* START EXERCISE MATERIALS *
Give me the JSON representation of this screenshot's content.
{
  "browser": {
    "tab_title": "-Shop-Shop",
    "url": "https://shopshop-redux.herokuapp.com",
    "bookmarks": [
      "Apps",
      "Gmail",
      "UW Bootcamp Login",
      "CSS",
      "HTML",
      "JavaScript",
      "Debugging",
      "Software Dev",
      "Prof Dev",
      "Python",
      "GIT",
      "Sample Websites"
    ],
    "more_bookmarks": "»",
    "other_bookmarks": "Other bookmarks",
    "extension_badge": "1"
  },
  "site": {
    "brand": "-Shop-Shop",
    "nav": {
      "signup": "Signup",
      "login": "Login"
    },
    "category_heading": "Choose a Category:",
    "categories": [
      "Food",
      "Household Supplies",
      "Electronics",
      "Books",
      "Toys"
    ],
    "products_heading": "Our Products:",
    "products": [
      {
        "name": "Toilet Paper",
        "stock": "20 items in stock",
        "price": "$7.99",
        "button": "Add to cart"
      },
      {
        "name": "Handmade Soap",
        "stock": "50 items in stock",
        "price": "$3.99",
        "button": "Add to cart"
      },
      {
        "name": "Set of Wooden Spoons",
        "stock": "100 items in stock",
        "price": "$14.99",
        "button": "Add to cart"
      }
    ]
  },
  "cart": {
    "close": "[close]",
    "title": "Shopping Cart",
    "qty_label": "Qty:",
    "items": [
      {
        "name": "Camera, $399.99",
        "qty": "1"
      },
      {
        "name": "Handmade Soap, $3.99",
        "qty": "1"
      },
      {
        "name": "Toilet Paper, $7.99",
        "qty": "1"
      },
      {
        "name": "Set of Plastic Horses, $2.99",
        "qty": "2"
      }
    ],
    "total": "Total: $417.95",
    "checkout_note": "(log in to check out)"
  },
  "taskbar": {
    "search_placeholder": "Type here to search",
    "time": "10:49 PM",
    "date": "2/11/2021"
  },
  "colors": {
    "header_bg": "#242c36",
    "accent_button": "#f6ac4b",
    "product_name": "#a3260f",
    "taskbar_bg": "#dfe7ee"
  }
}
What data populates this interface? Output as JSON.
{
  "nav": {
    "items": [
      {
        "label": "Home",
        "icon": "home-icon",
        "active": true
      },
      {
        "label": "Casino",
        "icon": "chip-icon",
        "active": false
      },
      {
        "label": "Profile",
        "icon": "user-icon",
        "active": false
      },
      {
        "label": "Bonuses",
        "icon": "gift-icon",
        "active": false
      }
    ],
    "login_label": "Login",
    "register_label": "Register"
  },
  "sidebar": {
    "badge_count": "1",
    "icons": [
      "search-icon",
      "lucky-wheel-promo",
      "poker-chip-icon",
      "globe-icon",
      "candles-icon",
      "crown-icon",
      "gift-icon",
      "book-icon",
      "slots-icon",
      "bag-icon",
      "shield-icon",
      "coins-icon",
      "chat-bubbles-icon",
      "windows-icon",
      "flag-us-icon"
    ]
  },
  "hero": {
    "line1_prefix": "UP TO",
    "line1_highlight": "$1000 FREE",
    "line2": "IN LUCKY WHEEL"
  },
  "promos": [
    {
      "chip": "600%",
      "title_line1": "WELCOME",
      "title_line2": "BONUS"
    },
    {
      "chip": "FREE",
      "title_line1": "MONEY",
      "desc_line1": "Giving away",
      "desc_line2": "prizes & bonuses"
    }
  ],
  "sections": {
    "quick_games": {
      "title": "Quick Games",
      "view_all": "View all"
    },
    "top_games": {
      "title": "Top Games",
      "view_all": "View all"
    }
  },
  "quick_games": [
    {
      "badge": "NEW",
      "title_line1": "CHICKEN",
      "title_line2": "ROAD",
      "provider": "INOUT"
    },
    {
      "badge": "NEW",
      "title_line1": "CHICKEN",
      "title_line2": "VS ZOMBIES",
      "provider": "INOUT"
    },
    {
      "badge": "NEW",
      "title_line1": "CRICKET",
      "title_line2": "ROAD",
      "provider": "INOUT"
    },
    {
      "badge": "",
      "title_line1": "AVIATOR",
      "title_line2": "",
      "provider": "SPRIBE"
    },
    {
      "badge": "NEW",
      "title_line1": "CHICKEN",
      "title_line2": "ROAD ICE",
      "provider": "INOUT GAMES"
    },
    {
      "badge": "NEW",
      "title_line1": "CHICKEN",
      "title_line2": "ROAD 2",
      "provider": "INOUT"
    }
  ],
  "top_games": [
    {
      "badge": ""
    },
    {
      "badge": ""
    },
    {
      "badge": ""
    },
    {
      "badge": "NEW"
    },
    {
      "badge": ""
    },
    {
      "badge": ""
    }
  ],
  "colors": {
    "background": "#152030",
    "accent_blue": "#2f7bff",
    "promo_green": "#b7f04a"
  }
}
* END EXERCISE MATERIALS *
Copy all lines from the entries that contain the word "Toilet".

        "name": "Toilet Paper",
        "name": "Toilet Paper, $7.99",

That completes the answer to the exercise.